→ **GIVEN RECORDS**:
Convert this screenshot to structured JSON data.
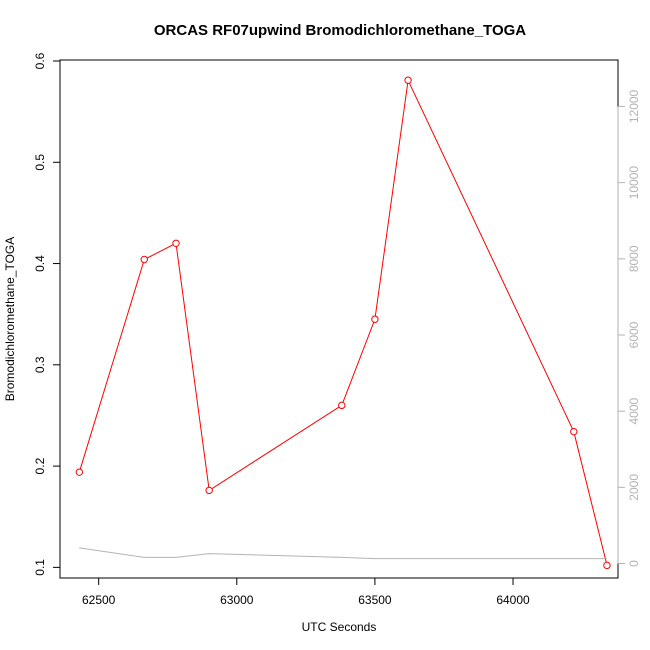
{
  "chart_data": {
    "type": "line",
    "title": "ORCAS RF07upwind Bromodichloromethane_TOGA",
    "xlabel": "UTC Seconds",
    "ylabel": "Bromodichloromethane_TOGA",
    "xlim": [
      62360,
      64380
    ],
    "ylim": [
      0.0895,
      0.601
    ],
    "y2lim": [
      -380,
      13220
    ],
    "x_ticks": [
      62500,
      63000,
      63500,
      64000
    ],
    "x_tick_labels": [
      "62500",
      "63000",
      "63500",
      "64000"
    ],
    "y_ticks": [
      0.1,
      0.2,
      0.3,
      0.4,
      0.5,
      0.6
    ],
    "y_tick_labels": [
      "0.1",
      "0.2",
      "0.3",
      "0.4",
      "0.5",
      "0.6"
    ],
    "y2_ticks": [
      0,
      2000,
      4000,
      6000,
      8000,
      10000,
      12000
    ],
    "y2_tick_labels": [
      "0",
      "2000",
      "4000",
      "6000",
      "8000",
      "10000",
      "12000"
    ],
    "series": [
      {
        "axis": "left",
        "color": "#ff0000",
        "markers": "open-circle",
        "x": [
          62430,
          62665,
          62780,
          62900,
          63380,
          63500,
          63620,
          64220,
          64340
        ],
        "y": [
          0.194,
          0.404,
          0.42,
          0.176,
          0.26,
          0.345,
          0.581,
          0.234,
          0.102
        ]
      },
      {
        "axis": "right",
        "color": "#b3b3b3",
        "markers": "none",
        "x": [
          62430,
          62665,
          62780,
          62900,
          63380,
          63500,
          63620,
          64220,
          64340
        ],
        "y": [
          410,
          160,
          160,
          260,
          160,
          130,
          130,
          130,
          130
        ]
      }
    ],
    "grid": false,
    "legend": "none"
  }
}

→ **EXERCISE DESCRIPTION**:
Write the material out again exactly as it appears, dropping the pictures.

→ **WORKED SOLUTION**:
Convert this screenshot to structured JSON data.
{
  "chart_data": {
    "type": "line",
    "title": "ORCAS RF07upwind Bromodichloromethane_TOGA",
    "xlabel": "UTC Seconds",
    "ylabel": "Bromodichloromethane_TOGA",
    "xlim": [
      62360,
      64380
    ],
    "ylim": [
      0.0895,
      0.601
    ],
    "y2lim": [
      -380,
      13220
    ],
    "x_ticks": [
      62500,
      63000,
      63500,
      64000
    ],
    "x_tick_labels": [
      "62500",
      "63000",
      "63500",
      "64000"
    ],
    "y_ticks": [
      0.1,
      0.2,
      0.3,
      0.4,
      0.5,
      0.6
    ],
    "y_tick_labels": [
      "0.1",
      "0.2",
      "0.3",
      "0.4",
      "0.5",
      "0.6"
    ],
    "y2_ticks": [
      0,
      2000,
      4000,
      6000,
      8000,
      10000,
      12000
    ],
    "y2_tick_labels": [
      "0",
      "2000",
      "4000",
      "6000",
      "8000",
      "10000",
      "12000"
    ],
    "series": [
      {
        "axis": "left",
        "color": "#ff0000",
        "markers": "open-circle",
        "x": [
          62430,
          62665,
          62780,
          62900,
          63380,
          63500,
          63620,
          64220,
          64340
        ],
        "y": [
          0.194,
          0.404,
          0.42,
          0.176,
          0.26,
          0.345,
          0.581,
          0.234,
          0.102
        ]
      },
      {
        "axis": "right",
        "color": "#b3b3b3",
        "markers": "none",
        "x": [
          62430,
          62665,
          62780,
          62900,
          63380,
          63500,
          63620,
          64220,
          64340
        ],
        "y": [
          410,
          160,
          160,
          260,
          160,
          130,
          130,
          130,
          130
        ]
      }
    ],
    "grid": false,
    "legend": "none"
  }
}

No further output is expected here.